→ The input:
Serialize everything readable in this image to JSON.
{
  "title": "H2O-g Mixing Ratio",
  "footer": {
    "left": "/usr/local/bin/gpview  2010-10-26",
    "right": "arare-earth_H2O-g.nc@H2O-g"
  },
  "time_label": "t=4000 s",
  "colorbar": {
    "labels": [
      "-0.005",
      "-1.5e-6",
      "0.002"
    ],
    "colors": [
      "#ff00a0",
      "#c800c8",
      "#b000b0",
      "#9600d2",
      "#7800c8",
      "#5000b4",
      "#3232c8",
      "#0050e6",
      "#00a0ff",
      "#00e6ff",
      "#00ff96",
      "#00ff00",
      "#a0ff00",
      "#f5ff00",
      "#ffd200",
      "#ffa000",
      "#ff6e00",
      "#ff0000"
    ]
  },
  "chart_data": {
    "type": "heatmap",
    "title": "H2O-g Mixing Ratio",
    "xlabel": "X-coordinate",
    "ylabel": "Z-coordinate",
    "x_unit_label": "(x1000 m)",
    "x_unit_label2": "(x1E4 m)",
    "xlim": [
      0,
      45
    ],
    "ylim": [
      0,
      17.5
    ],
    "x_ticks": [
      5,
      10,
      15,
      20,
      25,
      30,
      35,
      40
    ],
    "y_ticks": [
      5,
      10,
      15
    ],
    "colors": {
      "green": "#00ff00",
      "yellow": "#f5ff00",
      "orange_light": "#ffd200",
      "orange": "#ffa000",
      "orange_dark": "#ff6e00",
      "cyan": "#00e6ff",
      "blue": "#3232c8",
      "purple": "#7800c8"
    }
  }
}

→ Goal of the exercise:
Wherever the word "Ratio" occurs in a line of the listing, copy that line.

→ Solution for this problem:
  "title": "H2O-g Mixing Ratio",
    "title": "H2O-g Mixing Ratio",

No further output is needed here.